══ Data lines ══

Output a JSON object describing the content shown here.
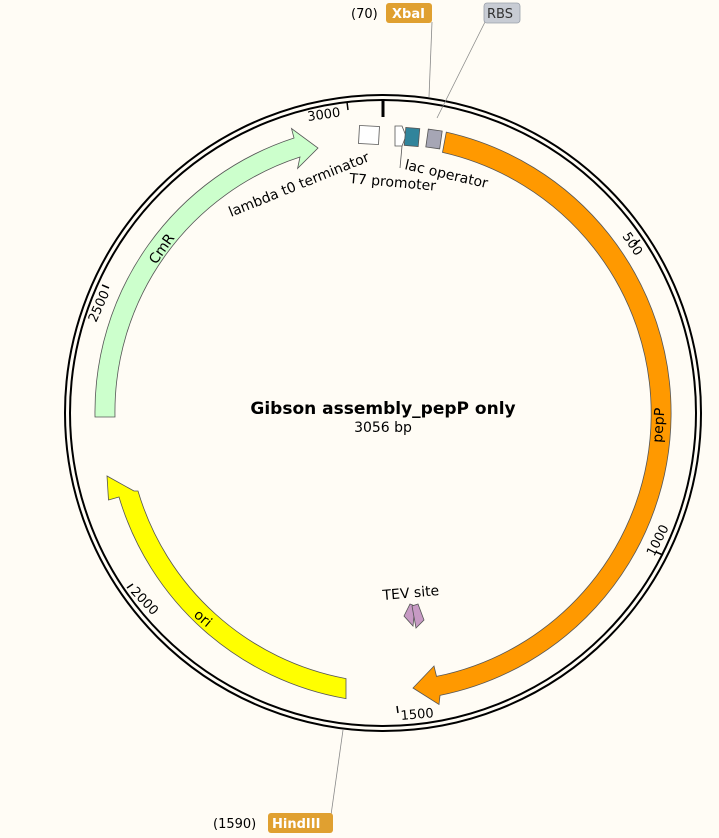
{
  "plasmid": {
    "name": "Gibson assembly_pepP only",
    "length_label": "3056 bp",
    "length_bp": 3056
  },
  "ticks": [
    {
      "bp": 500,
      "label": "500"
    },
    {
      "bp": 1000,
      "label": "1000"
    },
    {
      "bp": 1500,
      "label": "1500"
    },
    {
      "bp": 2000,
      "label": "2000"
    },
    {
      "bp": 2500,
      "label": "2500"
    },
    {
      "bp": 3000,
      "label": "3000"
    }
  ],
  "sites": {
    "xbai": {
      "position": "(70)",
      "name": "XbaI",
      "bp": 70
    },
    "hindiii": {
      "position": "(1590)",
      "name": "HindIII",
      "bp": 1590
    },
    "rbs": {
      "name": "RBS"
    }
  },
  "features": {
    "pepp": {
      "name": "pepP",
      "color": "#ff9900"
    },
    "cmr": {
      "name": "CmR",
      "color": "#ccffcc"
    },
    "ori": {
      "name": "ori",
      "color": "#ffff00"
    },
    "lambda": {
      "name": "lambda t0 terminator"
    },
    "t7": {
      "name": "T7 promoter"
    },
    "lac": {
      "name": "lac operator",
      "color": "#31849b"
    },
    "rbs_box": {
      "color": "#a6a6b5"
    },
    "tev": {
      "name": "TEV site",
      "color": "#c79ac4"
    }
  },
  "colors": {
    "background": "#fffcf5",
    "site_label": "#e0a030",
    "rbs_label": "#c8ccd4"
  }
}
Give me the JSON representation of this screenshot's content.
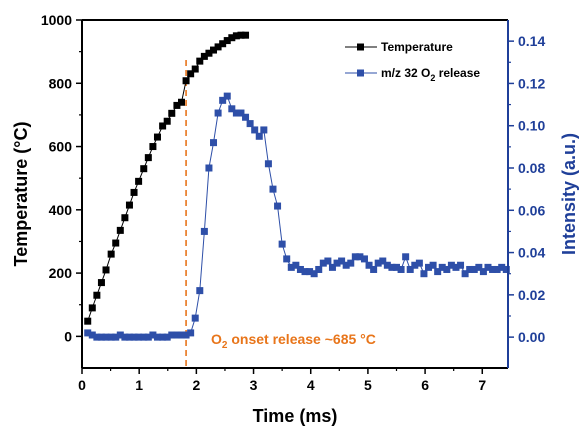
{
  "chart_data": {
    "type": "line",
    "xlabel": "Time (ms)",
    "ylabel_left": "Temperature (°C)",
    "ylabel_right": "Intensity (a.u.)",
    "xlim": [
      0,
      7.45
    ],
    "ylim_left": [
      -100,
      1000
    ],
    "ylim_right": [
      -0.0146,
      0.15
    ],
    "xticks": [
      "0",
      "1",
      "2",
      "3",
      "4",
      "5",
      "6",
      "7"
    ],
    "yticks_left": [
      "0",
      "200",
      "400",
      "600",
      "800",
      "1000"
    ],
    "yticks_right": [
      "0.00",
      "0.02",
      "0.04",
      "0.06",
      "0.08",
      "0.10",
      "0.12",
      "0.14"
    ],
    "legend_position": "top-right",
    "grid": false,
    "colors": {
      "temperature": "#000000",
      "o2": "#2e4fa8",
      "axis_right": "#1f3f99",
      "onset": "#e8751a"
    },
    "series": [
      {
        "name": "Temperature",
        "axis": "left",
        "marker": "square",
        "x": [
          0.1,
          0.18,
          0.26,
          0.34,
          0.42,
          0.51,
          0.59,
          0.67,
          0.75,
          0.83,
          0.91,
          0.99,
          1.08,
          1.16,
          1.24,
          1.32,
          1.41,
          1.49,
          1.57,
          1.66,
          1.74,
          1.82,
          1.9,
          1.98,
          2.06,
          2.14,
          2.22,
          2.3,
          2.38,
          2.46,
          2.54,
          2.62,
          2.7,
          2.78,
          2.86
        ],
        "values": [
          48,
          90,
          130,
          170,
          210,
          260,
          295,
          335,
          375,
          415,
          455,
          490,
          530,
          565,
          600,
          630,
          665,
          680,
          705,
          730,
          740,
          808,
          830,
          845,
          870,
          885,
          895,
          905,
          915,
          925,
          935,
          944,
          950,
          952,
          952
        ]
      },
      {
        "name": "m/z 32 O2 release",
        "axis": "right",
        "marker": "square",
        "x": [
          0.1,
          0.18,
          0.26,
          0.34,
          0.42,
          0.51,
          0.59,
          0.67,
          0.75,
          0.83,
          0.91,
          0.99,
          1.08,
          1.16,
          1.24,
          1.32,
          1.41,
          1.49,
          1.57,
          1.66,
          1.74,
          1.82,
          1.9,
          1.98,
          2.06,
          2.14,
          2.22,
          2.3,
          2.38,
          2.46,
          2.54,
          2.62,
          2.7,
          2.78,
          2.86,
          2.94,
          3.02,
          3.1,
          3.18,
          3.26,
          3.34,
          3.42,
          3.5,
          3.58,
          3.66,
          3.74,
          3.82,
          3.9,
          3.98,
          4.06,
          4.14,
          4.22,
          4.3,
          4.38,
          4.46,
          4.54,
          4.62,
          4.7,
          4.78,
          4.86,
          4.94,
          5.02,
          5.1,
          5.18,
          5.26,
          5.34,
          5.42,
          5.5,
          5.58,
          5.66,
          5.74,
          5.82,
          5.9,
          5.98,
          6.06,
          6.14,
          6.22,
          6.3,
          6.38,
          6.46,
          6.54,
          6.62,
          6.7,
          6.78,
          6.86,
          6.94,
          7.02,
          7.1,
          7.18,
          7.26,
          7.34,
          7.42
        ],
        "values": [
          0.002,
          0.001,
          0.0,
          0.0,
          0.0,
          0.0,
          0.0,
          0.001,
          0.0,
          0.0,
          0.0,
          0.0,
          0.0,
          0.0,
          0.001,
          0.0,
          0.0,
          0.0,
          0.001,
          0.001,
          0.001,
          0.001,
          0.002,
          0.009,
          0.022,
          0.05,
          0.08,
          0.092,
          0.106,
          0.112,
          0.114,
          0.108,
          0.106,
          0.106,
          0.104,
          0.101,
          0.098,
          0.095,
          0.098,
          0.082,
          0.07,
          0.062,
          0.044,
          0.037,
          0.033,
          0.034,
          0.032,
          0.031,
          0.031,
          0.03,
          0.032,
          0.035,
          0.036,
          0.033,
          0.035,
          0.036,
          0.034,
          0.035,
          0.038,
          0.038,
          0.037,
          0.034,
          0.032,
          0.035,
          0.036,
          0.034,
          0.033,
          0.033,
          0.032,
          0.038,
          0.032,
          0.034,
          0.035,
          0.03,
          0.033,
          0.034,
          0.031,
          0.033,
          0.032,
          0.034,
          0.033,
          0.034,
          0.03,
          0.032,
          0.032,
          0.033,
          0.031,
          0.033,
          0.032,
          0.032,
          0.033,
          0.032
        ]
      }
    ],
    "legend": [
      {
        "label": "Temperature",
        "color": "#000000"
      },
      {
        "label": "m/z 32 O",
        "sub": "2",
        "suffix": " release",
        "color": "#2e4fa8"
      }
    ],
    "onset_line": {
      "x": 1.82
    },
    "annotation": {
      "prefix": "O",
      "sub": "2",
      "suffix": " onset release ~685 °C"
    }
  }
}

═══

— Aim —
Using the material above, set down every line exactly, but skip the pictures.

— Response to this exercise —
Output a JSON object describing the content shown here.
{
  "plasmid": {
    "name": "Gibson assembly_pepP only",
    "length_label": "3056 bp",
    "length_bp": 3056
  },
  "ticks": [
    {
      "bp": 500,
      "label": "500"
    },
    {
      "bp": 1000,
      "label": "1000"
    },
    {
      "bp": 1500,
      "label": "1500"
    },
    {
      "bp": 2000,
      "label": "2000"
    },
    {
      "bp": 2500,
      "label": "2500"
    },
    {
      "bp": 3000,
      "label": "3000"
    }
  ],
  "sites": {
    "xbai": {
      "position": "(70)",
      "name": "XbaI",
      "bp": 70
    },
    "hindiii": {
      "position": "(1590)",
      "name": "HindIII",
      "bp": 1590
    },
    "rbs": {
      "name": "RBS"
    }
  },
  "features": {
    "pepp": {
      "name": "pepP",
      "color": "#ff9900"
    },
    "cmr": {
      "name": "CmR",
      "color": "#ccffcc"
    },
    "ori": {
      "name": "ori",
      "color": "#ffff00"
    },
    "lambda": {
      "name": "lambda t0 terminator"
    },
    "t7": {
      "name": "T7 promoter"
    },
    "lac": {
      "name": "lac operator",
      "color": "#31849b"
    },
    "rbs_box": {
      "color": "#a6a6b5"
    },
    "tev": {
      "name": "TEV site",
      "color": "#c79ac4"
    }
  },
  "colors": {
    "background": "#fffcf5",
    "site_label": "#e0a030",
    "rbs_label": "#c8ccd4"
  }
}
Give me the JSON representation of this screenshot's content.
{
  "chart_data": {
    "type": "line",
    "xlabel": "Time (ms)",
    "ylabel_left": "Temperature (°C)",
    "ylabel_right": "Intensity (a.u.)",
    "xlim": [
      0,
      7.45
    ],
    "ylim_left": [
      -100,
      1000
    ],
    "ylim_right": [
      -0.0146,
      0.15
    ],
    "xticks": [
      "0",
      "1",
      "2",
      "3",
      "4",
      "5",
      "6",
      "7"
    ],
    "yticks_left": [
      "0",
      "200",
      "400",
      "600",
      "800",
      "1000"
    ],
    "yticks_right": [
      "0.00",
      "0.02",
      "0.04",
      "0.06",
      "0.08",
      "0.10",
      "0.12",
      "0.14"
    ],
    "legend_position": "top-right",
    "grid": false,
    "colors": {
      "temperature": "#000000",
      "o2": "#2e4fa8",
      "axis_right": "#1f3f99",
      "onset": "#e8751a"
    },
    "series": [
      {
        "name": "Temperature",
        "axis": "left",
        "marker": "square",
        "x": [
          0.1,
          0.18,
          0.26,
          0.34,
          0.42,
          0.51,
          0.59,
          0.67,
          0.75,
          0.83,
          0.91,
          0.99,
          1.08,
          1.16,
          1.24,
          1.32,
          1.41,
          1.49,
          1.57,
          1.66,
          1.74,
          1.82,
          1.9,
          1.98,
          2.06,
          2.14,
          2.22,
          2.3,
          2.38,
          2.46,
          2.54,
          2.62,
          2.7,
          2.78,
          2.86
        ],
        "values": [
          48,
          90,
          130,
          170,
          210,
          260,
          295,
          335,
          375,
          415,
          455,
          490,
          530,
          565,
          600,
          630,
          665,
          680,
          705,
          730,
          740,
          808,
          830,
          845,
          870,
          885,
          895,
          905,
          915,
          925,
          935,
          944,
          950,
          952,
          952
        ]
      },
      {
        "name": "m/z 32 O2 release",
        "axis": "right",
        "marker": "square",
        "x": [
          0.1,
          0.18,
          0.26,
          0.34,
          0.42,
          0.51,
          0.59,
          0.67,
          0.75,
          0.83,
          0.91,
          0.99,
          1.08,
          1.16,
          1.24,
          1.32,
          1.41,
          1.49,
          1.57,
          1.66,
          1.74,
          1.82,
          1.9,
          1.98,
          2.06,
          2.14,
          2.22,
          2.3,
          2.38,
          2.46,
          2.54,
          2.62,
          2.7,
          2.78,
          2.86,
          2.94,
          3.02,
          3.1,
          3.18,
          3.26,
          3.34,
          3.42,
          3.5,
          3.58,
          3.66,
          3.74,
          3.82,
          3.9,
          3.98,
          4.06,
          4.14,
          4.22,
          4.3,
          4.38,
          4.46,
          4.54,
          4.62,
          4.7,
          4.78,
          4.86,
          4.94,
          5.02,
          5.1,
          5.18,
          5.26,
          5.34,
          5.42,
          5.5,
          5.58,
          5.66,
          5.74,
          5.82,
          5.9,
          5.98,
          6.06,
          6.14,
          6.22,
          6.3,
          6.38,
          6.46,
          6.54,
          6.62,
          6.7,
          6.78,
          6.86,
          6.94,
          7.02,
          7.1,
          7.18,
          7.26,
          7.34,
          7.42
        ],
        "values": [
          0.002,
          0.001,
          0.0,
          0.0,
          0.0,
          0.0,
          0.0,
          0.001,
          0.0,
          0.0,
          0.0,
          0.0,
          0.0,
          0.0,
          0.001,
          0.0,
          0.0,
          0.0,
          0.001,
          0.001,
          0.001,
          0.001,
          0.002,
          0.009,
          0.022,
          0.05,
          0.08,
          0.092,
          0.106,
          0.112,
          0.114,
          0.108,
          0.106,
          0.106,
          0.104,
          0.101,
          0.098,
          0.095,
          0.098,
          0.082,
          0.07,
          0.062,
          0.044,
          0.037,
          0.033,
          0.034,
          0.032,
          0.031,
          0.031,
          0.03,
          0.032,
          0.035,
          0.036,
          0.033,
          0.035,
          0.036,
          0.034,
          0.035,
          0.038,
          0.038,
          0.037,
          0.034,
          0.032,
          0.035,
          0.036,
          0.034,
          0.033,
          0.033,
          0.032,
          0.038,
          0.032,
          0.034,
          0.035,
          0.03,
          0.033,
          0.034,
          0.031,
          0.033,
          0.032,
          0.034,
          0.033,
          0.034,
          0.03,
          0.032,
          0.032,
          0.033,
          0.031,
          0.033,
          0.032,
          0.032,
          0.033,
          0.032
        ]
      }
    ],
    "legend": [
      {
        "label": "Temperature",
        "color": "#000000"
      },
      {
        "label": "m/z 32 O",
        "sub": "2",
        "suffix": " release",
        "color": "#2e4fa8"
      }
    ],
    "onset_line": {
      "x": 1.82
    },
    "annotation": {
      "prefix": "O",
      "sub": "2",
      "suffix": " onset release ~685 °C"
    }
  }
}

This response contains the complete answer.